— start Available data —

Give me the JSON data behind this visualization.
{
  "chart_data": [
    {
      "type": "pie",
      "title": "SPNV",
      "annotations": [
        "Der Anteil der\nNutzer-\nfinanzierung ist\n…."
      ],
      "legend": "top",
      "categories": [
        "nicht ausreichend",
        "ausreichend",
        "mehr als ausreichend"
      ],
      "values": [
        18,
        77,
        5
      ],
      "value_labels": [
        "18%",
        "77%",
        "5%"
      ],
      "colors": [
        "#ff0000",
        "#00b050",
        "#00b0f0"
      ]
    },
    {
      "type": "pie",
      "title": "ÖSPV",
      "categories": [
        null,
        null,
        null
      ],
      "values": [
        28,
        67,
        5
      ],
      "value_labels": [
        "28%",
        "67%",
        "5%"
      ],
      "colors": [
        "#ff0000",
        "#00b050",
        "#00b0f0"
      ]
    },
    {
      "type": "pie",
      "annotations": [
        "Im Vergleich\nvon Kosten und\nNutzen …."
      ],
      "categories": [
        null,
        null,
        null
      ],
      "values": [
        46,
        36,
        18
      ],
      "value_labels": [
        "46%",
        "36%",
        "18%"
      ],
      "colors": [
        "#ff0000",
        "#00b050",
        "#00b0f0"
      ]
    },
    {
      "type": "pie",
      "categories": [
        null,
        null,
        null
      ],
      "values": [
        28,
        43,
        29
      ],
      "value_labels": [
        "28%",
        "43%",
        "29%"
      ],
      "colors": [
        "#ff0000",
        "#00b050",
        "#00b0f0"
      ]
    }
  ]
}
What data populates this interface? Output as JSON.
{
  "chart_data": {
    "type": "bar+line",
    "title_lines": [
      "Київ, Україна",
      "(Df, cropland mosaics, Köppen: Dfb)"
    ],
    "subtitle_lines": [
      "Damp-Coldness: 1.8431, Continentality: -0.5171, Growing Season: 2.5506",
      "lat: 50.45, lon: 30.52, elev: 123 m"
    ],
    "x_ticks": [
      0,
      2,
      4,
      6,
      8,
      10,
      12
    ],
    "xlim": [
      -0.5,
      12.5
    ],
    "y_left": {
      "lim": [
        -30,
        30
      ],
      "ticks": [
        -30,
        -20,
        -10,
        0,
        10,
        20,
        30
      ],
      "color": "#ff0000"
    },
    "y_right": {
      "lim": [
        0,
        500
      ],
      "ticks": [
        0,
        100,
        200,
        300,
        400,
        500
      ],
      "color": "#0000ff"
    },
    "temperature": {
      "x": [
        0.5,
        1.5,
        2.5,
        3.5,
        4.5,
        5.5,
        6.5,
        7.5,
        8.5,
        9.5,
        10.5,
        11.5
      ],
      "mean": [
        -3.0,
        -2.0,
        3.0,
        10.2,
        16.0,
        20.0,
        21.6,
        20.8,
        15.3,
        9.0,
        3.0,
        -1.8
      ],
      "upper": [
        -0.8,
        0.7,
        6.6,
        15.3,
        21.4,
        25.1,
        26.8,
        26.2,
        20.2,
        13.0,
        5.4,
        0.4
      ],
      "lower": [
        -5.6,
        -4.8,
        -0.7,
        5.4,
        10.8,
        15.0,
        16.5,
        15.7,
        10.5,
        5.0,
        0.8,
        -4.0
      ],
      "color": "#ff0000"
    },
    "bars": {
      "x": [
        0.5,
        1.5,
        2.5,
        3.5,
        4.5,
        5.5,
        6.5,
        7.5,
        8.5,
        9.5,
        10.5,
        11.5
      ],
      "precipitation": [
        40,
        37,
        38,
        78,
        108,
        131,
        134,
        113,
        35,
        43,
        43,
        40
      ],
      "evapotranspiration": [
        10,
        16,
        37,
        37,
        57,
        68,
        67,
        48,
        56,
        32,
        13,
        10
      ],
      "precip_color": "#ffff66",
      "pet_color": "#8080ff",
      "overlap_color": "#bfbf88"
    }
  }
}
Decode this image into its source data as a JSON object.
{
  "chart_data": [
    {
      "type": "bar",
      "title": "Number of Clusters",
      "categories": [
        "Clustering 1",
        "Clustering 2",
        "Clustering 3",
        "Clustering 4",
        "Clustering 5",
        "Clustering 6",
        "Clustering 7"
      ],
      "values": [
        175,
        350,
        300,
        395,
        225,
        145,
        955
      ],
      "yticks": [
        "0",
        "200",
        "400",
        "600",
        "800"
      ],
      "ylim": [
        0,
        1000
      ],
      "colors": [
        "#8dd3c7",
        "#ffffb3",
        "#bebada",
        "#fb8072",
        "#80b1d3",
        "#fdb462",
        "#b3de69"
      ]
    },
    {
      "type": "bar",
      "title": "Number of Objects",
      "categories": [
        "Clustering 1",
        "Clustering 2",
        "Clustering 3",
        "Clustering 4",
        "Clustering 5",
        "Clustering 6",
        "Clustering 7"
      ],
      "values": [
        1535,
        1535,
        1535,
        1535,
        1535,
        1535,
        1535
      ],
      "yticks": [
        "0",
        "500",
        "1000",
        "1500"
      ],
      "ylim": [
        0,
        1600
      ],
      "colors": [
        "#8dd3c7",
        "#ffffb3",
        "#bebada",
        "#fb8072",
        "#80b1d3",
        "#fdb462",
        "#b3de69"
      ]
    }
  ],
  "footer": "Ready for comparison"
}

— end Available data —

Each line must be given again exactly as written above.

Give me the JSON data behind this visualization.
{
  "chart_data": [
    {
      "type": "pie",
      "title": "SPNV",
      "annotations": [
        "Der Anteil der\nNutzer-\nfinanzierung ist\n…."
      ],
      "legend": "top",
      "categories": [
        "nicht ausreichend",
        "ausreichend",
        "mehr als ausreichend"
      ],
      "values": [
        18,
        77,
        5
      ],
      "value_labels": [
        "18%",
        "77%",
        "5%"
      ],
      "colors": [
        "#ff0000",
        "#00b050",
        "#00b0f0"
      ]
    },
    {
      "type": "pie",
      "title": "ÖSPV",
      "categories": [
        null,
        null,
        null
      ],
      "values": [
        28,
        67,
        5
      ],
      "value_labels": [
        "28%",
        "67%",
        "5%"
      ],
      "colors": [
        "#ff0000",
        "#00b050",
        "#00b0f0"
      ]
    },
    {
      "type": "pie",
      "annotations": [
        "Im Vergleich\nvon Kosten und\nNutzen …."
      ],
      "categories": [
        null,
        null,
        null
      ],
      "values": [
        46,
        36,
        18
      ],
      "value_labels": [
        "46%",
        "36%",
        "18%"
      ],
      "colors": [
        "#ff0000",
        "#00b050",
        "#00b0f0"
      ]
    },
    {
      "type": "pie",
      "categories": [
        null,
        null,
        null
      ],
      "values": [
        28,
        43,
        29
      ],
      "value_labels": [
        "28%",
        "43%",
        "29%"
      ],
      "colors": [
        "#ff0000",
        "#00b050",
        "#00b0f0"
      ]
    }
  ]
}
What data populates this interface? Output as JSON.
{
  "chart_data": {
    "type": "bar+line",
    "title_lines": [
      "Київ, Україна",
      "(Df, cropland mosaics, Köppen: Dfb)"
    ],
    "subtitle_lines": [
      "Damp-Coldness: 1.8431, Continentality: -0.5171, Growing Season: 2.5506",
      "lat: 50.45, lon: 30.52, elev: 123 m"
    ],
    "x_ticks": [
      0,
      2,
      4,
      6,
      8,
      10,
      12
    ],
    "xlim": [
      -0.5,
      12.5
    ],
    "y_left": {
      "lim": [
        -30,
        30
      ],
      "ticks": [
        -30,
        -20,
        -10,
        0,
        10,
        20,
        30
      ],
      "color": "#ff0000"
    },
    "y_right": {
      "lim": [
        0,
        500
      ],
      "ticks": [
        0,
        100,
        200,
        300,
        400,
        500
      ],
      "color": "#0000ff"
    },
    "temperature": {
      "x": [
        0.5,
        1.5,
        2.5,
        3.5,
        4.5,
        5.5,
        6.5,
        7.5,
        8.5,
        9.5,
        10.5,
        11.5
      ],
      "mean": [
        -3.0,
        -2.0,
        3.0,
        10.2,
        16.0,
        20.0,
        21.6,
        20.8,
        15.3,
        9.0,
        3.0,
        -1.8
      ],
      "upper": [
        -0.8,
        0.7,
        6.6,
        15.3,
        21.4,
        25.1,
        26.8,
        26.2,
        20.2,
        13.0,
        5.4,
        0.4
      ],
      "lower": [
        -5.6,
        -4.8,
        -0.7,
        5.4,
        10.8,
        15.0,
        16.5,
        15.7,
        10.5,
        5.0,
        0.8,
        -4.0
      ],
      "color": "#ff0000"
    },
    "bars": {
      "x": [
        0.5,
        1.5,
        2.5,
        3.5,
        4.5,
        5.5,
        6.5,
        7.5,
        8.5,
        9.5,
        10.5,
        11.5
      ],
      "precipitation": [
        40,
        37,
        38,
        78,
        108,
        131,
        134,
        113,
        35,
        43,
        43,
        40
      ],
      "evapotranspiration": [
        10,
        16,
        37,
        37,
        57,
        68,
        67,
        48,
        56,
        32,
        13,
        10
      ],
      "precip_color": "#ffff66",
      "pet_color": "#8080ff",
      "overlap_color": "#bfbf88"
    }
  }
}
Decode this image into its source data as a JSON object.
{
  "chart_data": [
    {
      "type": "bar",
      "title": "Number of Clusters",
      "categories": [
        "Clustering 1",
        "Clustering 2",
        "Clustering 3",
        "Clustering 4",
        "Clustering 5",
        "Clustering 6",
        "Clustering 7"
      ],
      "values": [
        175,
        350,
        300,
        395,
        225,
        145,
        955
      ],
      "yticks": [
        "0",
        "200",
        "400",
        "600",
        "800"
      ],
      "ylim": [
        0,
        1000
      ],
      "colors": [
        "#8dd3c7",
        "#ffffb3",
        "#bebada",
        "#fb8072",
        "#80b1d3",
        "#fdb462",
        "#b3de69"
      ]
    },
    {
      "type": "bar",
      "title": "Number of Objects",
      "categories": [
        "Clustering 1",
        "Clustering 2",
        "Clustering 3",
        "Clustering 4",
        "Clustering 5",
        "Clustering 6",
        "Clustering 7"
      ],
      "values": [
        1535,
        1535,
        1535,
        1535,
        1535,
        1535,
        1535
      ],
      "yticks": [
        "0",
        "500",
        "1000",
        "1500"
      ],
      "ylim": [
        0,
        1600
      ],
      "colors": [
        "#8dd3c7",
        "#ffffb3",
        "#bebada",
        "#fb8072",
        "#80b1d3",
        "#fdb462",
        "#b3de69"
      ]
    }
  ],
  "footer": "Ready for comparison"
}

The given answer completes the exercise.